Franchising & Brand Stars
Franchising is the moment Velra shifts from a single-mart hustle to a spreading retail empire. Sell your location for Brand Stars, carry those stars permanently into every future run, and watch each fresh start compound faster than the last. This guide explains the mechanics in precise detail so you can time your resets and spend your stars with confidence.
What franchising does
Franchising — also called prestige or resetting — is the act of selling your current mart
location to the Velra brand. The option becomes available once you have completed Area 3 of
your current town (the franchise unlock requirement confirmed in prestige.ts).
You trigger it from the pause menu or by tapping the "For Sale" sign on your mart.
When you franchise, the run-scoped progress resets: your money, all in-run unlocks, milestones, expansions, areas, and staff are cleared. You start the next run from scratch in a new town with only your starter cash and whatever Corporate upgrades you have already purchased. The mart plays a brief packing-up animation, a Velra van pulls away, and the map advances to the next town.

• Given instruction 1: Reproduce the franchising guide from "When you franchise, the" to "the next town.".
• Given instruction 2: Summarize the franchising guide in two sentences.
• Given instruction 3: List each kind of run-scoped progress that the franchising guide says is cleared when you franchise.

• Data section:

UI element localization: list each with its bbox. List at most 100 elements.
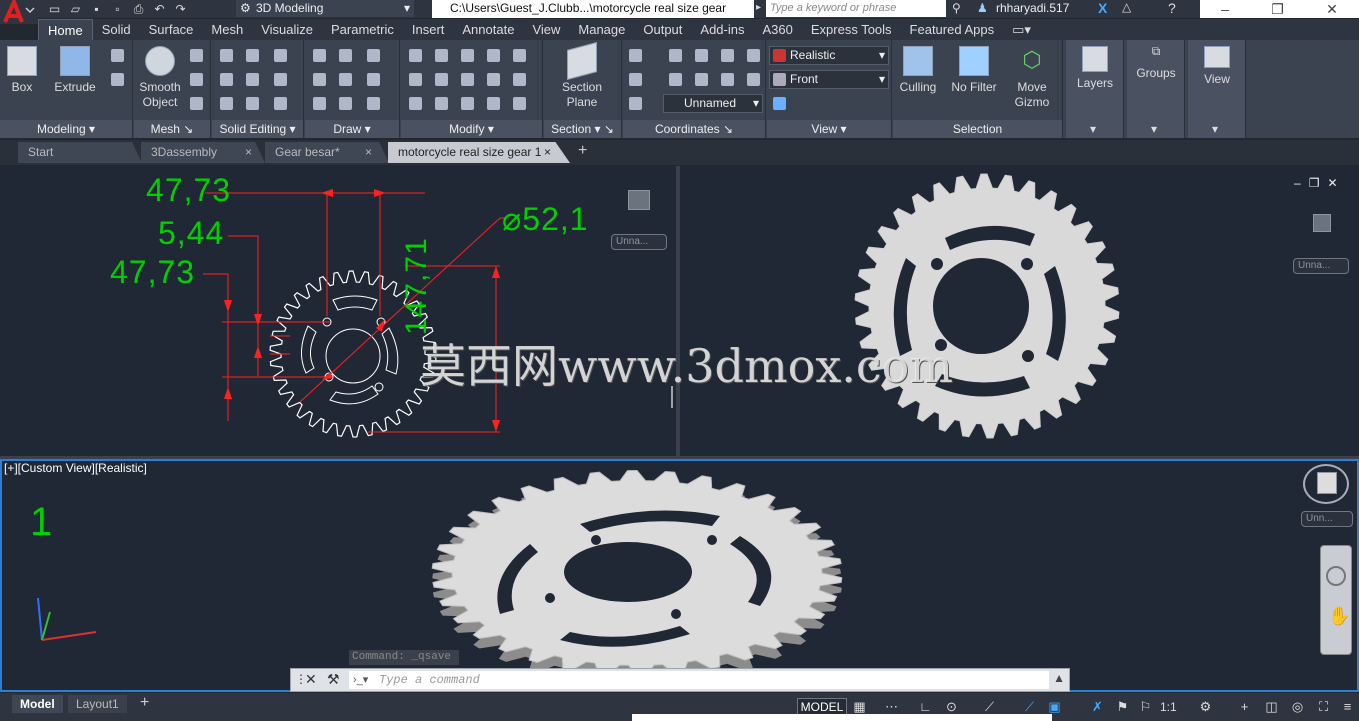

• Worked answer 1:
When you franchise, the run-scoped progress resets: your money, all in-run unlocks, milestones, expansions, areas, and staff are cleared. You start the next run from scratch in a new town with only your starter cash and whatever Corporate upgrades you have already purchased. The mart plays a brief packing-up animation, a Velra van pulls away, and the map advances to the next town.

• Worked answer 2: Franchising, which means selling your current mart location to the Velra brand, becomes available after you complete Area 3 of your current town and earns Brand Stars that carry into every future run. It clears your run-scoped progress, so the next run starts from scratch in a new town with only starter cash and any Corporate upgrades already purchased.

• Worked answer 3:
- Money
- All in-run unlocks
- Milestones
- Expansions
- Areas
- Staff